SHORT PROBLEM:
Each record must be reproduced exactly as it is shown.

[Dataset excerpt]
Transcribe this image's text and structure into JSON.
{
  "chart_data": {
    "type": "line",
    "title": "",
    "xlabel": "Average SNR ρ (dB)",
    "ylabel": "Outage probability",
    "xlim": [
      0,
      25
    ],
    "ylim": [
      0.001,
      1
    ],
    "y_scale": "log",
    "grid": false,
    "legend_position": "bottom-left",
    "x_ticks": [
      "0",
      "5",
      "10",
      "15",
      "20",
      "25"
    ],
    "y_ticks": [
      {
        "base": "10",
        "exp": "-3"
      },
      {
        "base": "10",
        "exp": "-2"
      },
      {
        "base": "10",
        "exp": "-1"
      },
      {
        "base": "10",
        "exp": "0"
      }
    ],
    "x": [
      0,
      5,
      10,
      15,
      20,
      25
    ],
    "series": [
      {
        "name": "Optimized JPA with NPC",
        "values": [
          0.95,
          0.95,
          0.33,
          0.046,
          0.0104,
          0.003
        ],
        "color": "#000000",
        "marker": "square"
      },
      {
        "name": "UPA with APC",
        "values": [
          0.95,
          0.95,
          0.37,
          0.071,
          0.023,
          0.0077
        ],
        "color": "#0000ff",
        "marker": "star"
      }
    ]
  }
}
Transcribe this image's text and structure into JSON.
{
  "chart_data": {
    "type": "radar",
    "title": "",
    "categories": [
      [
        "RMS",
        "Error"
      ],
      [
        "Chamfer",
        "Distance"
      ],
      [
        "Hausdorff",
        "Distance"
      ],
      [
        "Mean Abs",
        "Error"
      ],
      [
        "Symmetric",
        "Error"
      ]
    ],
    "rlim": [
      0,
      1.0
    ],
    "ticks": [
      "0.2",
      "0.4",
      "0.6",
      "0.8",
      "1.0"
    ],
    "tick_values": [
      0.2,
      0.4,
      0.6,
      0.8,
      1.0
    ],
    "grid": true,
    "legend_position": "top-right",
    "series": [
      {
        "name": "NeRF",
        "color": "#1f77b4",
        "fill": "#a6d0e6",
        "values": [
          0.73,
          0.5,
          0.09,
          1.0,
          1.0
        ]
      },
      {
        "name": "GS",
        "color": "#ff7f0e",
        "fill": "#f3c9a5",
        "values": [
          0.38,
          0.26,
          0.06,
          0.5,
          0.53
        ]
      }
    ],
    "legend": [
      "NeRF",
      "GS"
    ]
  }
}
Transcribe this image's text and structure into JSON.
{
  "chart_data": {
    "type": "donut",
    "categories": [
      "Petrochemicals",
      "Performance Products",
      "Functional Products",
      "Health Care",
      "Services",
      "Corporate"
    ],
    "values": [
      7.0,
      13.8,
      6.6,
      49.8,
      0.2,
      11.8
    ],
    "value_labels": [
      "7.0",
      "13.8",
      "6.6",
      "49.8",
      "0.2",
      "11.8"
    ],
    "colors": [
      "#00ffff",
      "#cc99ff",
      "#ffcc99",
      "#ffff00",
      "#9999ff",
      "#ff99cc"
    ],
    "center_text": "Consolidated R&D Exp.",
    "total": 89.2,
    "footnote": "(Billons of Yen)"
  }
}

TASK SOLUTION:
Transcribe this image's text and structure into JSON.
{
  "chart_data": {
    "type": "line",
    "title": "",
    "xlabel": "Average SNR ρ (dB)",
    "ylabel": "Outage probability",
    "xlim": [
      0,
      25
    ],
    "ylim": [
      0.001,
      1
    ],
    "y_scale": "log",
    "grid": false,
    "legend_position": "bottom-left",
    "x_ticks": [
      "0",
      "5",
      "10",
      "15",
      "20",
      "25"
    ],
    "y_ticks": [
      {
        "base": "10",
        "exp": "-3"
      },
      {
        "base": "10",
        "exp": "-2"
      },
      {
        "base": "10",
        "exp": "-1"
      },
      {
        "base": "10",
        "exp": "0"
      }
    ],
    "x": [
      0,
      5,
      10,
      15,
      20,
      25
    ],
    "series": [
      {
        "name": "Optimized JPA with NPC",
        "values": [
          0.95,
          0.95,
          0.33,
          0.046,
          0.0104,
          0.003
        ],
        "color": "#000000",
        "marker": "square"
      },
      {
        "name": "UPA with APC",
        "values": [
          0.95,
          0.95,
          0.37,
          0.071,
          0.023,
          0.0077
        ],
        "color": "#0000ff",
        "marker": "star"
      }
    ]
  }
}
Transcribe this image's text and structure into JSON.
{
  "chart_data": {
    "type": "radar",
    "title": "",
    "categories": [
      [
        "RMS",
        "Error"
      ],
      [
        "Chamfer",
        "Distance"
      ],
      [
        "Hausdorff",
        "Distance"
      ],
      [
        "Mean Abs",
        "Error"
      ],
      [
        "Symmetric",
        "Error"
      ]
    ],
    "rlim": [
      0,
      1.0
    ],
    "ticks": [
      "0.2",
      "0.4",
      "0.6",
      "0.8",
      "1.0"
    ],
    "tick_values": [
      0.2,
      0.4,
      0.6,
      0.8,
      1.0
    ],
    "grid": true,
    "legend_position": "top-right",
    "series": [
      {
        "name": "NeRF",
        "color": "#1f77b4",
        "fill": "#a6d0e6",
        "values": [
          0.73,
          0.5,
          0.09,
          1.0,
          1.0
        ]
      },
      {
        "name": "GS",
        "color": "#ff7f0e",
        "fill": "#f3c9a5",
        "values": [
          0.38,
          0.26,
          0.06,
          0.5,
          0.53
        ]
      }
    ],
    "legend": [
      "NeRF",
      "GS"
    ]
  }
}
Transcribe this image's text and structure into JSON.
{
  "chart_data": {
    "type": "donut",
    "categories": [
      "Petrochemicals",
      "Performance Products",
      "Functional Products",
      "Health Care",
      "Services",
      "Corporate"
    ],
    "values": [
      7.0,
      13.8,
      6.6,
      49.8,
      0.2,
      11.8
    ],
    "value_labels": [
      "7.0",
      "13.8",
      "6.6",
      "49.8",
      "0.2",
      "11.8"
    ],
    "colors": [
      "#00ffff",
      "#cc99ff",
      "#ffcc99",
      "#ffff00",
      "#9999ff",
      "#ff99cc"
    ],
    "center_text": "Consolidated R&D Exp.",
    "total": 89.2,
    "footnote": "(Billons of Yen)"
  }
}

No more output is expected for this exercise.